_WHAT THE TASK REQUIRES_. Extract every record, exactly as written, and ignore the pictures.
══ MATERIAL FOR THIS TASK
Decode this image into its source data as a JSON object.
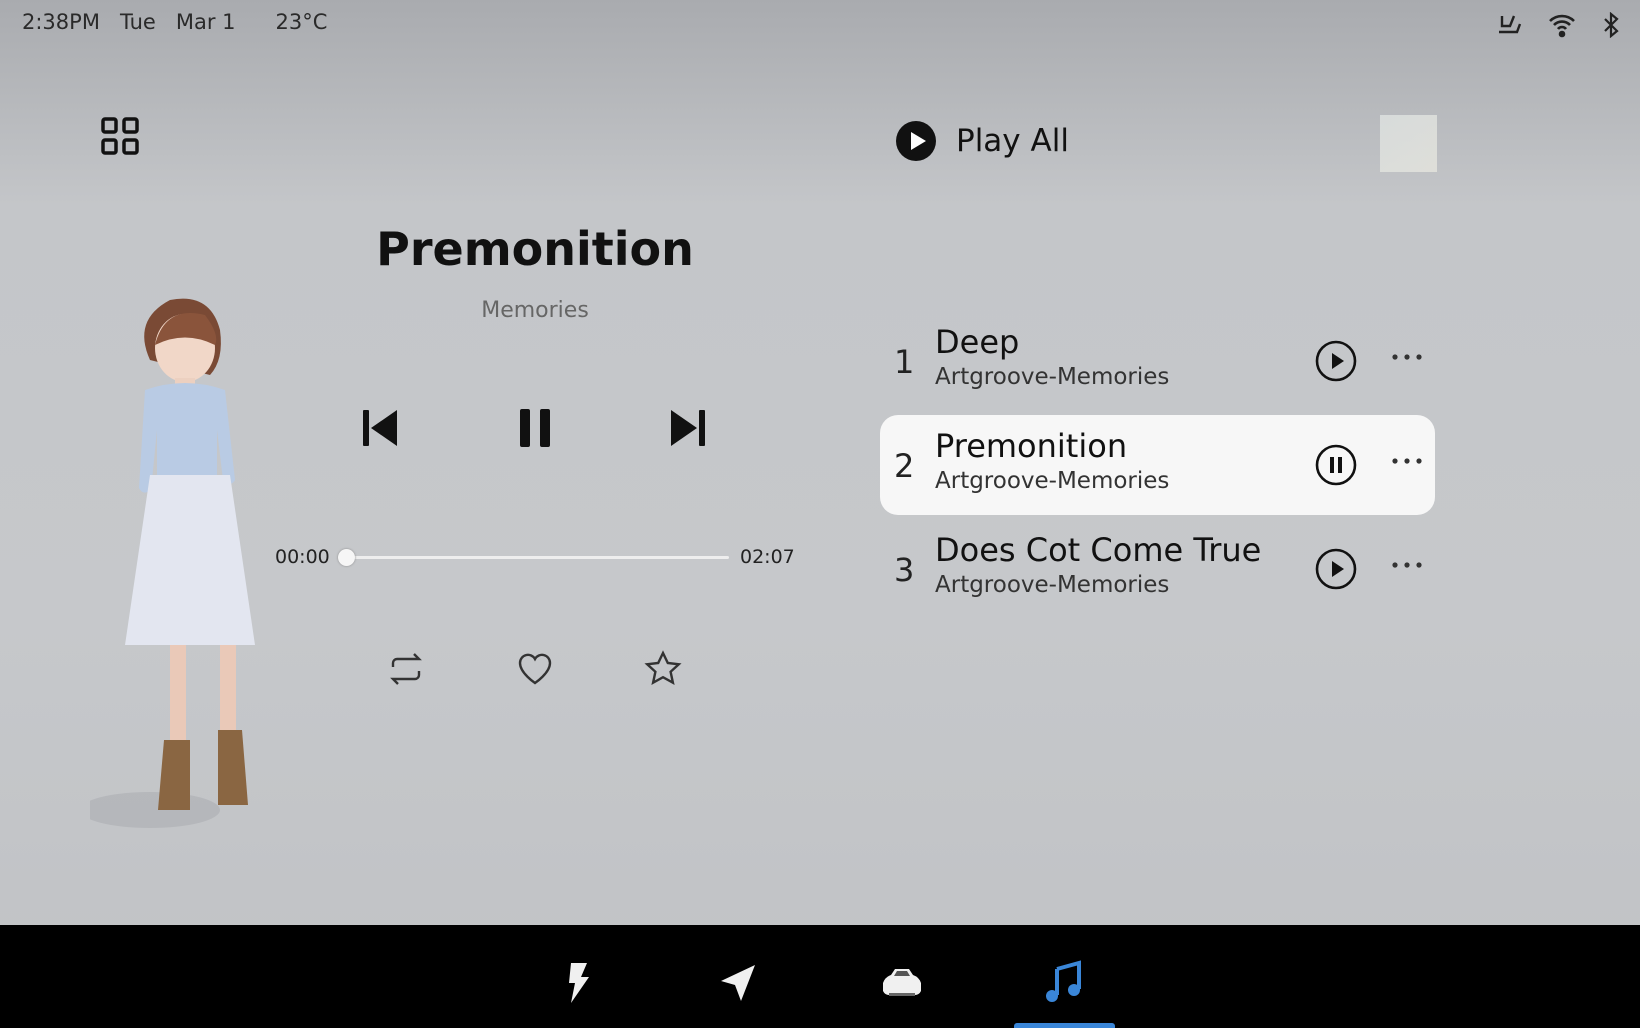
{
  "status_bar": {
    "time": "2:38PM",
    "day": "Tue",
    "date": "Mar 1",
    "temperature": "23°C",
    "icons": [
      "seat-heat-icon",
      "wifi-icon",
      "bluetooth-icon"
    ]
  },
  "now_playing": {
    "title": "Premonition",
    "album": "Memories",
    "elapsed": "00:00",
    "duration": "02:07",
    "progress": 0,
    "state": "playing"
  },
  "playlist": {
    "play_all_label": "Play All",
    "tracks": [
      {
        "number": "1",
        "title": "Deep",
        "artist": "Artgroove-Memories",
        "playing": false
      },
      {
        "number": "2",
        "title": "Premonition",
        "artist": "Artgroove-Memories",
        "playing": true
      },
      {
        "number": "3",
        "title": "Does Cot Come True",
        "artist": "Artgroove-Memories",
        "playing": false
      }
    ]
  },
  "bottom_nav": {
    "items": [
      "energy-icon",
      "navigation-icon",
      "vehicle-icon",
      "music-icon"
    ],
    "active": "music-icon",
    "accent": "#3a86d8"
  }
}
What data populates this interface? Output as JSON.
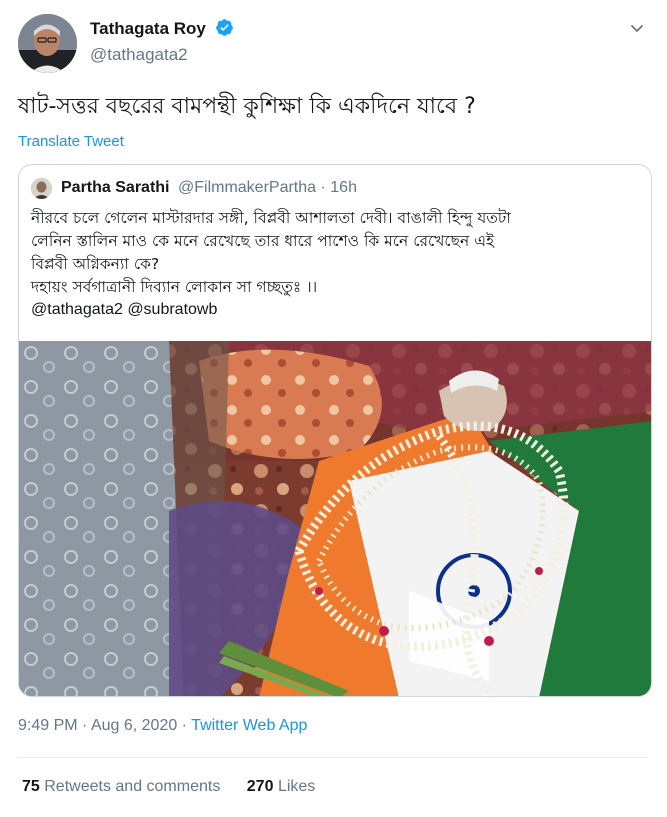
════
_THE SOLUTION_.
Decode this image into its source data as a JSON object.
{
  "status_bar": {
    "time": "2:38PM",
    "day": "Tue",
    "date": "Mar 1",
    "temperature": "23°C",
    "icons": [
      "seat-heat-icon",
      "wifi-icon",
      "bluetooth-icon"
    ]
  },
  "now_playing": {
    "title": "Premonition",
    "album": "Memories",
    "elapsed": "00:00",
    "duration": "02:07",
    "progress": 0,
    "state": "playing"
  },
  "playlist": {
    "play_all_label": "Play All",
    "tracks": [
      {
        "number": "1",
        "title": "Deep",
        "artist": "Artgroove-Memories",
        "playing": false
      },
      {
        "number": "2",
        "title": "Premonition",
        "artist": "Artgroove-Memories",
        "playing": true
      },
      {
        "number": "3",
        "title": "Does Cot Come True",
        "artist": "Artgroove-Memories",
        "playing": false
      }
    ]
  },
  "bottom_nav": {
    "items": [
      "energy-icon",
      "navigation-icon",
      "vehicle-icon",
      "music-icon"
    ],
    "active": "music-icon",
    "accent": "#3a86d8"
  }
}
What data populates this interface? Output as JSON.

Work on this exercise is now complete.